# START OF MATERIAL FOR THIS TASK

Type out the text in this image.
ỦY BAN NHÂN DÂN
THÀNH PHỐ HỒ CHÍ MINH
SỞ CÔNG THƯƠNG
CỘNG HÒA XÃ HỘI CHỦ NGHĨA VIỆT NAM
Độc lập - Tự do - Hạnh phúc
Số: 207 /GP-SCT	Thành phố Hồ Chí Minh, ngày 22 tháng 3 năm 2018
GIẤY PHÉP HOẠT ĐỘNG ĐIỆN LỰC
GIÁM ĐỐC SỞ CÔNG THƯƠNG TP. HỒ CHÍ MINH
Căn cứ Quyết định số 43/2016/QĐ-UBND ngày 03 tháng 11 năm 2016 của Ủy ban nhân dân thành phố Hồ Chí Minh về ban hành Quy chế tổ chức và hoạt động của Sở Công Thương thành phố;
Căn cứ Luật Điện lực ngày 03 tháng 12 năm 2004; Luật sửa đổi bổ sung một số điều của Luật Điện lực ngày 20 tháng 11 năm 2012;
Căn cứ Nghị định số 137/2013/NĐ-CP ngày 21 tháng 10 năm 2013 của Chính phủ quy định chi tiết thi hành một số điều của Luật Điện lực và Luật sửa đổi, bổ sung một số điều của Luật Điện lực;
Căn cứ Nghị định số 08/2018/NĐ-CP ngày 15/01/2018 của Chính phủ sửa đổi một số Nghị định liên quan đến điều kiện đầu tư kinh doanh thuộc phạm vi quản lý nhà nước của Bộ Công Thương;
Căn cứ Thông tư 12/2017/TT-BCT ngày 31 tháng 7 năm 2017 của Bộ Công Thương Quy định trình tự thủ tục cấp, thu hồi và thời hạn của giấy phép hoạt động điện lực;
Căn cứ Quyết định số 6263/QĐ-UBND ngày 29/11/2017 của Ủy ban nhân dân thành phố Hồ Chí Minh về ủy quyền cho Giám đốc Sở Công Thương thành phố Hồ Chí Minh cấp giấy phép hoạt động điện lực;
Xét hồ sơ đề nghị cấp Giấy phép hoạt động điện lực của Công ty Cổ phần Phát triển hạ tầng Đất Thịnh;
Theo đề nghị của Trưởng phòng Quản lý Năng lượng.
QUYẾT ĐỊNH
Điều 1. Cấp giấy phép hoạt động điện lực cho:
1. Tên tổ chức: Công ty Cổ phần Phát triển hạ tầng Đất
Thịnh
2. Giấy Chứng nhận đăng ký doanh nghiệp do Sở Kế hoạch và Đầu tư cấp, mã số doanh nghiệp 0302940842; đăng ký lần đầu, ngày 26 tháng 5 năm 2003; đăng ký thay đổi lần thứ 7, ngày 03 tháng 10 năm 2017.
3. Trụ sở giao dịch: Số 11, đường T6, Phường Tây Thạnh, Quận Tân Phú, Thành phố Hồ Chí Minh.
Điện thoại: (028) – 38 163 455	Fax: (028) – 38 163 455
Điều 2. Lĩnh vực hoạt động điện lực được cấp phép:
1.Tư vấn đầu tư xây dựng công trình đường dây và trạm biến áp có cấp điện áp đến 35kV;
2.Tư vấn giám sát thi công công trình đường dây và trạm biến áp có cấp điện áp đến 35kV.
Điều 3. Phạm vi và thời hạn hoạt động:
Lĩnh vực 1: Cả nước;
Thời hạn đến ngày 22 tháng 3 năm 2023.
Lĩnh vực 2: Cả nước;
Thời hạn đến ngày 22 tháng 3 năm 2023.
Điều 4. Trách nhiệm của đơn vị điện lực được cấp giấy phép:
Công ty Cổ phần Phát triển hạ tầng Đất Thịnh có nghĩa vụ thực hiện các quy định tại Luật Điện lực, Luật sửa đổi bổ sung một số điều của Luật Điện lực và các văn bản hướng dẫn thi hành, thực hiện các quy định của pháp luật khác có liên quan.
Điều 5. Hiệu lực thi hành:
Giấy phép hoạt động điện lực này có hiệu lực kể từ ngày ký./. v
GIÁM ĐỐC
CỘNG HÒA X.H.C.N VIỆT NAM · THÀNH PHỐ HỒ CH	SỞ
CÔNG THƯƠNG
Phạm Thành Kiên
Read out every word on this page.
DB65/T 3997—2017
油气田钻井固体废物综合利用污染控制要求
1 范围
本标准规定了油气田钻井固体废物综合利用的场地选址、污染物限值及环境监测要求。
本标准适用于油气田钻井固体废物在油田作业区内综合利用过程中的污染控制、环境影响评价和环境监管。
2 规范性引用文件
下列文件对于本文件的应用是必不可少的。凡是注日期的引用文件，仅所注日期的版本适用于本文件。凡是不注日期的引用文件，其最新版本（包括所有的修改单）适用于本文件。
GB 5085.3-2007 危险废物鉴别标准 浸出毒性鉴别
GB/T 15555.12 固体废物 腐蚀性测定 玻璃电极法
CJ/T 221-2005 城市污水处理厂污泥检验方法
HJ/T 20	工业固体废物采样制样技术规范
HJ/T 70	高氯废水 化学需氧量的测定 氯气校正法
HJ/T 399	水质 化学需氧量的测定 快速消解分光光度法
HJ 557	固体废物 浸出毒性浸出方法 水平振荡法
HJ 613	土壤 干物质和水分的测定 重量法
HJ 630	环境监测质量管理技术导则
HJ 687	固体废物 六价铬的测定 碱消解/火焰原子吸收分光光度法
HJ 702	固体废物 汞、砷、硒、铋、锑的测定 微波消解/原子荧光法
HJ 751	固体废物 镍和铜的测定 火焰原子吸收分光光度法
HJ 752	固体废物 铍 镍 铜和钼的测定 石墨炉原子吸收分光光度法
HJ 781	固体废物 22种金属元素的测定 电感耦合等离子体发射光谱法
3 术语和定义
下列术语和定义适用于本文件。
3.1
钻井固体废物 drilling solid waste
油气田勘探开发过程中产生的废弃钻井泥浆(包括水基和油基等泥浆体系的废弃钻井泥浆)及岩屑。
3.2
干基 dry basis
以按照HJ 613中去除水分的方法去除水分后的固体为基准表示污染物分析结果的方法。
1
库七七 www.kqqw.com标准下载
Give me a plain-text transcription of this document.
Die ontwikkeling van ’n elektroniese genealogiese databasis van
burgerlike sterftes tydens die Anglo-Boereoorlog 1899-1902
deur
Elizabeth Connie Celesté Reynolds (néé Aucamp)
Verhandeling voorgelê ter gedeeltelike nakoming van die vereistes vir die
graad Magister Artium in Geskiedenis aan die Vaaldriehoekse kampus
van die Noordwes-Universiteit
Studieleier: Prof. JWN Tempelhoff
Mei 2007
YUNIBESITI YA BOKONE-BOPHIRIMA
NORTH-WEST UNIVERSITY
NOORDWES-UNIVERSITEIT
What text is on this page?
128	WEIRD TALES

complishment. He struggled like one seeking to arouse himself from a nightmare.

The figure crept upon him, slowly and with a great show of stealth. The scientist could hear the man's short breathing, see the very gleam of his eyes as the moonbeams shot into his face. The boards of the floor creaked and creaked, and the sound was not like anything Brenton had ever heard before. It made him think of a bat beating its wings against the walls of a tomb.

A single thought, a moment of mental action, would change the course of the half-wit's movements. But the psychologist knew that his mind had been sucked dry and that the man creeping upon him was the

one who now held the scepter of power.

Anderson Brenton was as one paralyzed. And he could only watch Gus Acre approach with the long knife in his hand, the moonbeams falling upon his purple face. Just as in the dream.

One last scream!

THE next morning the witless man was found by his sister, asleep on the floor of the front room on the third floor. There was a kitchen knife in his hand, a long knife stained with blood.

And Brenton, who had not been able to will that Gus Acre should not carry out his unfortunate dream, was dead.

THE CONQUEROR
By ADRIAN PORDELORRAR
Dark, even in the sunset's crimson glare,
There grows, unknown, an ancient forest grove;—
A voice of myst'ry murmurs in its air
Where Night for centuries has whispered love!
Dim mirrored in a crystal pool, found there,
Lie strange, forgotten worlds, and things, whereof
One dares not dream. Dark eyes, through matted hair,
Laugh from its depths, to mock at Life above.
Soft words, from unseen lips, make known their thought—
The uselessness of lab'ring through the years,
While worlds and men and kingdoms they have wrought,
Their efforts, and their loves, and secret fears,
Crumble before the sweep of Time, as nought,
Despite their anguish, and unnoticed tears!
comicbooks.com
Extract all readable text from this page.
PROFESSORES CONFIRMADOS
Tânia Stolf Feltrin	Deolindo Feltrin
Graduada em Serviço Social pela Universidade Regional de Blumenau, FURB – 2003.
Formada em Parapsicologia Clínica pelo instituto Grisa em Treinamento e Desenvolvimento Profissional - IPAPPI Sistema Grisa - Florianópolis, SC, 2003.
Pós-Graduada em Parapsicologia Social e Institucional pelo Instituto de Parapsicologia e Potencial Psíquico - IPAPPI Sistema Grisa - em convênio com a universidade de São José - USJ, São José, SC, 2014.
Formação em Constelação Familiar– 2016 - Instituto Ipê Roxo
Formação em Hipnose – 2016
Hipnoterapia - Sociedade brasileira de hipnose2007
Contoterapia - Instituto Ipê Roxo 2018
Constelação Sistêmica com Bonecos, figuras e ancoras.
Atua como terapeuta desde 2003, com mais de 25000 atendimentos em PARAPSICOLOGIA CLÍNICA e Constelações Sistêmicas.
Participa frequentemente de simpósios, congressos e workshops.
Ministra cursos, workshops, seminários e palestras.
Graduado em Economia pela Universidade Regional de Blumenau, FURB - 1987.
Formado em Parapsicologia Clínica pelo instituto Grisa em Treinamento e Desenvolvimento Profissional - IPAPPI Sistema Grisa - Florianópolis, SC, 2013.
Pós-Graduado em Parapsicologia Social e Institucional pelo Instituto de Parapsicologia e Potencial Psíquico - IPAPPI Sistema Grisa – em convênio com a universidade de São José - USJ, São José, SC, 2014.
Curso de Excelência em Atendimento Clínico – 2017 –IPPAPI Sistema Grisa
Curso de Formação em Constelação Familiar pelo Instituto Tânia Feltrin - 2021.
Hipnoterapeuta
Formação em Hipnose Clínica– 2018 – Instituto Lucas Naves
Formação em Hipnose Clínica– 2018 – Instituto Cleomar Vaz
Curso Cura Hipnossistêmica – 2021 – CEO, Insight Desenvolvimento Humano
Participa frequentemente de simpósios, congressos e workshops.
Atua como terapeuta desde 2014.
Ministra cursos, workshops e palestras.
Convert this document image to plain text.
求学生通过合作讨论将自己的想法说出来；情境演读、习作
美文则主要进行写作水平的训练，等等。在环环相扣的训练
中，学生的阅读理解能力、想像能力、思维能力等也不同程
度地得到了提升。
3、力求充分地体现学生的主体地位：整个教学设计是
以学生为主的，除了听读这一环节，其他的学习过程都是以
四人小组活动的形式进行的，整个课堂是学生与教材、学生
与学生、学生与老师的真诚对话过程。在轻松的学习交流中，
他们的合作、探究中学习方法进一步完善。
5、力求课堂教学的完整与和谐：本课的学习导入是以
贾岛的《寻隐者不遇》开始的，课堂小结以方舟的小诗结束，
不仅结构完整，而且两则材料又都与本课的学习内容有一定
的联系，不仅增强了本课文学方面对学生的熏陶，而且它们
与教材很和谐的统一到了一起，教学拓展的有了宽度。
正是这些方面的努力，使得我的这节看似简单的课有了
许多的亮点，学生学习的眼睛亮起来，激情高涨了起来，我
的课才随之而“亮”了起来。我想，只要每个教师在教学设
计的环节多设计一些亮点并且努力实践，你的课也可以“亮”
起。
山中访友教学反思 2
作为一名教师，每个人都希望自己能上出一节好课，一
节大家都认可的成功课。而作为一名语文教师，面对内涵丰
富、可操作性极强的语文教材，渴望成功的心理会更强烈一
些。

# END OF MATERIAL FOR THIS TASK

TASK DETAILS >> Using the records above, copy every line that has the word "được" in it.

SOLVED PROBLEM >>
Điều 2. Lĩnh vực hoạt động điện lực được cấp phép:
Điều 4. Trách nhiệm của đơn vị điện lực được cấp giấy phép:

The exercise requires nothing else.